- INSTRUCTIONS TO FOLLOW:
Can you copy the passage below about the collection Beckett at 100 in full, word for word?

- QUOTED PASSAGE:
__________

Celebratory collections do more than celebrate. They provide a kind of archaeology of knowledge, enabling us to identify the critical strata through which an author's reception history has passed. Where does the writer stand in relation to current and past literary canons? Which schools, movements, or influences have shaped his development? What theoretical paradigms or methodological approaches does his work provoke, invite, or resist? Beckett at 100: Revolving It All, a splendid omnium gatherum edited by Linda Ben-Zvi and Angela Moorjani, addresses these questions with subtlety and insight, and the answers it provides will certainly give scholars of the Irish writer reason to celebrate. For the volume demonstrates not only that Beckett is one of the preeminent authors of the twentieth century, but also that his appeal is broad and enduring, extending across national boundaries and beyond literary genres to include radio, television, and cinema, the musical and plastic arts, philosophy and history—indeed virtually every aspect of culture.

__________

- EXCERPTED DATA:

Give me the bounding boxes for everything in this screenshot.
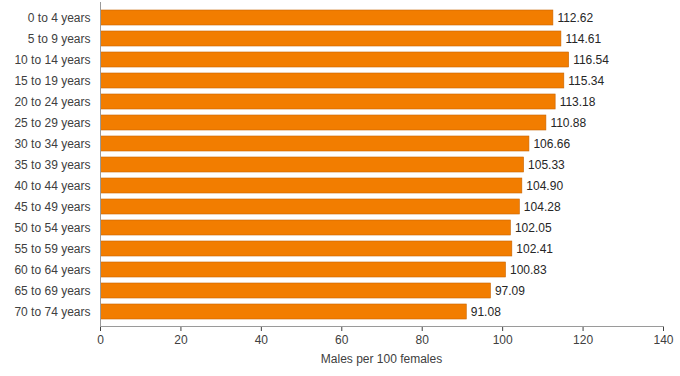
svg-text:10 to 14 years: 10 to 14 years [14,53,90,67]
svg-text:25 to 29 years: 25 to 29 years [14,116,90,130]
svg-text:65 to 69 years: 65 to 69 years [14,284,90,298]
svg-text:106.66: 106.66 [533,137,570,151]
svg-text:0: 0 [97,333,104,347]
svg-text:116.54: 116.54 [573,53,609,67]
svg-text:113.18: 113.18 [560,95,596,109]
svg-text:102.05: 102.05 [515,221,552,235]
svg-text:15 to 19 years: 15 to 19 years [14,74,90,88]
svg-text:112.62: 112.62 [557,11,593,25]
svg-text:5 to 9 years: 5 to 9 years [28,32,91,46]
svg-text:60: 60 [335,333,349,347]
svg-text:60 to 64 years: 60 to 64 years [14,263,90,277]
svg-text:30 to 34 years: 30 to 34 years [14,137,90,151]
svg-text:35 to 39 years: 35 to 39 years [14,158,90,172]
svg-text:140: 140 [653,333,673,347]
svg-text:120: 120 [573,333,593,347]
svg-text:70 to 74 years: 70 to 74 years [14,305,90,319]
svg-text:50 to 54 years: 50 to 54 years [14,221,90,235]
svg-text:115.34: 115.34 [568,74,604,88]
svg-text:55 to 59 years: 55 to 59 years [14,242,90,256]
svg-text:105.33: 105.33 [528,158,565,172]
svg-text:0 to 4 years: 0 to 4 years [28,11,91,25]
svg-text:40 to 44 years: 40 to 44 years [14,179,90,193]
svg-text:100.83: 100.83 [510,263,547,277]
svg-text:97.09: 97.09 [495,284,525,298]
svg-text:100: 100 [493,333,513,347]
svg-text:45 to 49 years: 45 to 49 years [14,200,90,214]
svg-text:110.88: 110.88 [550,116,586,130]
svg-text:80: 80 [416,333,430,347]
svg-text:20: 20 [174,333,188,347]
svg-text:20 to 24 years: 20 to 24 years [14,95,90,109]
html-text:Males per 100 females: Males per 100 females [320,352,443,366]
svg-text:114.61: 114.61 [565,32,601,46]
svg-text:102.41: 102.41 [516,242,553,256]
svg-text:104.90: 104.90 [526,179,563,193]
svg-text:104.28: 104.28 [524,200,561,214]
svg-text:91.08: 91.08 [471,305,501,319]
svg-text:40: 40 [255,333,269,347]
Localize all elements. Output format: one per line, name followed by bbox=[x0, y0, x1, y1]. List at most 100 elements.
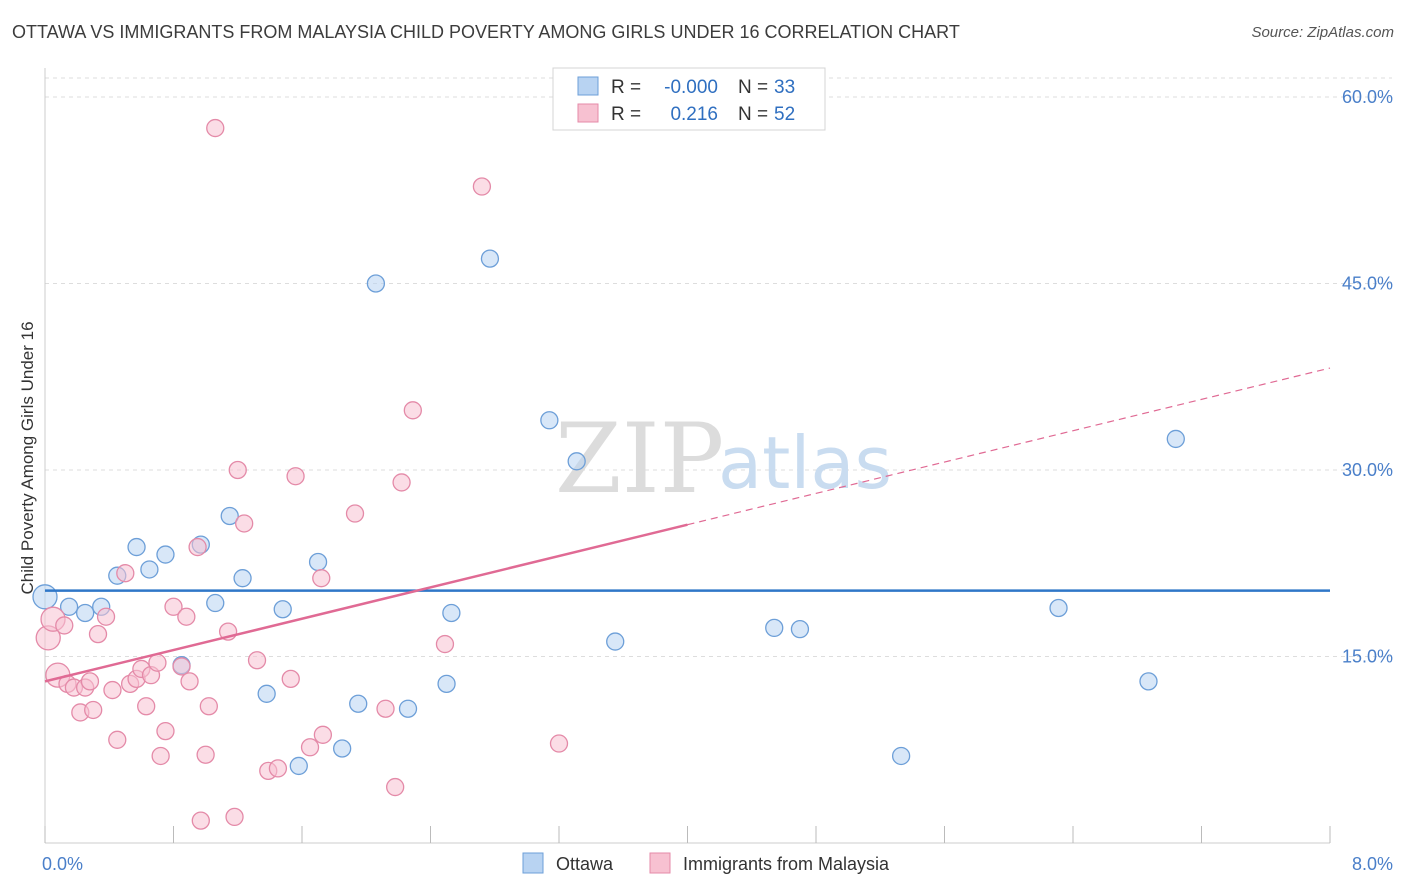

__________

- THE ANSWER:
Celebratory collections do more than celebrate. They provide a kind of archaeology of knowledge, enabling us to identify the critical strata through which an author's reception history has passed. Where does the writer stand in relation to current and past literary canons? Which schools, movements, or influences have shaped his development? What theoretical paradigms or methodological approaches does his work provoke, invite, or resist? Beckett at 100: Revolving It All, a splendid omnium gatherum edited by Linda Ben-Zvi and Angela Moorjani, addresses these questions with subtlety and insight, and the answers it provides will certainly give scholars of the Irish writer reason to celebrate. For the volume demonstrates not only that Beckett is one of the preeminent authors of the twentieth century, but also that his appeal is broad and enduring, extending across national boundaries and beyond literary genres to include radio, television, and cinema, the musical and plastic arts, philosophy and history—indeed virtually every aspect of culture.